**PROBLEM DETAILS**
List all lines of the data containing the word "ಉಪಕರಣಗಳ".

**RECORDED DATA**
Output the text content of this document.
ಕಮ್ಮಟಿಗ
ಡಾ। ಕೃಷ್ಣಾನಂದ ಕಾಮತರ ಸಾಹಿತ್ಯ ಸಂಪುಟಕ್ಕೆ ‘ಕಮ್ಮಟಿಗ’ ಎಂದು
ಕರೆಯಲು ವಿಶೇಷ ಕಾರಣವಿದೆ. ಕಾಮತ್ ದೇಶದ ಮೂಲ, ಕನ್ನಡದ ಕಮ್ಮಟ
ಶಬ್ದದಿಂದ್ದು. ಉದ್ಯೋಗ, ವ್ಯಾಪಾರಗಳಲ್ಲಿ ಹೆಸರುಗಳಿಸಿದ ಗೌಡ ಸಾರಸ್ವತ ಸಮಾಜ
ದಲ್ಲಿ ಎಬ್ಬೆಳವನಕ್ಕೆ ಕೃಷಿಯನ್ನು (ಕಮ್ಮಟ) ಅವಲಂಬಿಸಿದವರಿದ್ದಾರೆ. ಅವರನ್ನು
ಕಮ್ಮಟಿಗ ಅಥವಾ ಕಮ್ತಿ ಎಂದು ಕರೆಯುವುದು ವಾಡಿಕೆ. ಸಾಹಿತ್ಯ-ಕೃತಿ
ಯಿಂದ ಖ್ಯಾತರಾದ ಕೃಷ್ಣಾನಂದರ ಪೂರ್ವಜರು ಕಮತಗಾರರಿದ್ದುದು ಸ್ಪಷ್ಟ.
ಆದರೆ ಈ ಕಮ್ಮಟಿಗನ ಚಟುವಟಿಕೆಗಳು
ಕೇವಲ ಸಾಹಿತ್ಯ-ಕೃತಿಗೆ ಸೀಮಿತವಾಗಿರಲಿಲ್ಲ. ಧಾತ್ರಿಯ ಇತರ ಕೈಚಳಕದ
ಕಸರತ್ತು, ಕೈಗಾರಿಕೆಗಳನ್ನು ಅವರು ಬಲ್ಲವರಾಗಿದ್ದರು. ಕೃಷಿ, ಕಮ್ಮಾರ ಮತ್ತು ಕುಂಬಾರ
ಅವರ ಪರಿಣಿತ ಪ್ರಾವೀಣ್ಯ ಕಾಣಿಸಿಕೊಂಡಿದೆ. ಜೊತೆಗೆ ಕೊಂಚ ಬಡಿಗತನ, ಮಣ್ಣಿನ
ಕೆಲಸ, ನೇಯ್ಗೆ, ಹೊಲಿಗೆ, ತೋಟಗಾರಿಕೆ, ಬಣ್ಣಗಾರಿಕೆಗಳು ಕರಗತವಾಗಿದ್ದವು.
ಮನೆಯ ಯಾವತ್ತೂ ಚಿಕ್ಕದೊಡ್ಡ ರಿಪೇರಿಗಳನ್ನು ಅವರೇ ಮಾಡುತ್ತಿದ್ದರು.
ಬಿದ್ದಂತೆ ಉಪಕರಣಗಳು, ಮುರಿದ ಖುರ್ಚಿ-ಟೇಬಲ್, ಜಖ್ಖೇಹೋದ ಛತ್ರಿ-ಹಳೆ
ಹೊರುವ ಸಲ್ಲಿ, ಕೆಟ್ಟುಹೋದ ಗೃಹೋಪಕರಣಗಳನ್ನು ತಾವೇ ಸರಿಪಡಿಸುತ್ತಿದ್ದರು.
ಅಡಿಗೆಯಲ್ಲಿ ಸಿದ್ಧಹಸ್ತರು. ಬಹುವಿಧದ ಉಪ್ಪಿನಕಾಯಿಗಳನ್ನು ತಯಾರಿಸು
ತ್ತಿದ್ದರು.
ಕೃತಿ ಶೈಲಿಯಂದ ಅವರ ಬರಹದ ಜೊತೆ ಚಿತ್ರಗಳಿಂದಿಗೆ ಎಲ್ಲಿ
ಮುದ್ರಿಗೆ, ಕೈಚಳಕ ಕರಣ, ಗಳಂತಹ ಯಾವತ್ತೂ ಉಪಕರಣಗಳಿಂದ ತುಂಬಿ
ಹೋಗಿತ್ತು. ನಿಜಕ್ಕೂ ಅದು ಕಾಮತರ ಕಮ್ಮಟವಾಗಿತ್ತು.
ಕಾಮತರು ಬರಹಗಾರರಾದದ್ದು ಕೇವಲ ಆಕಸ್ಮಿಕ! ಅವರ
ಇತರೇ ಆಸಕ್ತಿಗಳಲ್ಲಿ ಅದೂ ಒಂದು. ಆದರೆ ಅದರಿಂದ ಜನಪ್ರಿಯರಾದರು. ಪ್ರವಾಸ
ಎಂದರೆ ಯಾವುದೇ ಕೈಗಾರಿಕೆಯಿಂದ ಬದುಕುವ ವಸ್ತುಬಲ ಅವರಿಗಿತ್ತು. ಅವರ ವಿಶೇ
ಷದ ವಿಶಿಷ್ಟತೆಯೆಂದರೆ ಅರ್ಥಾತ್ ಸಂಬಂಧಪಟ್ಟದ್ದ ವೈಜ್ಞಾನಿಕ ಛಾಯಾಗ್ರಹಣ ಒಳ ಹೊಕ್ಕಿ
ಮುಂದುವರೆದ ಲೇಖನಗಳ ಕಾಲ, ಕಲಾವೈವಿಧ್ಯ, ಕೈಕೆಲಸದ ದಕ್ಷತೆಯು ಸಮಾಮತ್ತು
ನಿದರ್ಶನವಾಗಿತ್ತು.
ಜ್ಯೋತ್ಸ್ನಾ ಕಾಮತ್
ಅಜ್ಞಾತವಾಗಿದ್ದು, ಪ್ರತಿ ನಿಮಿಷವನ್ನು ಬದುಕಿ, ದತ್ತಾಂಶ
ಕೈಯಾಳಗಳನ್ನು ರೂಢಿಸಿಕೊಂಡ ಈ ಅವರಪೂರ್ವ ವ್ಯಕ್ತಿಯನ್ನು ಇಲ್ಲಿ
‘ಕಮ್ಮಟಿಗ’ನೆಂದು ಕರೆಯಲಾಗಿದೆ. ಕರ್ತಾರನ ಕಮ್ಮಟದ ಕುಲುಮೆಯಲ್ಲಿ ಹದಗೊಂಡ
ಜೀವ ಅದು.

**EXERCISE RESPONSE**
ಬಿದ್ದಂತೆ ಉಪಕರಣಗಳು, ಮುರಿದ ಖುರ್ಚಿ-ಟೇಬಲ್, ಜಖ್ಖೇಹೋದ ಛತ್ರಿ-ಹಳೆ
ಮುದ್ರಿಗೆ, ಕೈಚಳಕ ಕರಣ, ಗಳಂತಹ ಯಾವತ್ತೂ ಉಪಕರಣಗಳಿಂದ ತುಂಬಿ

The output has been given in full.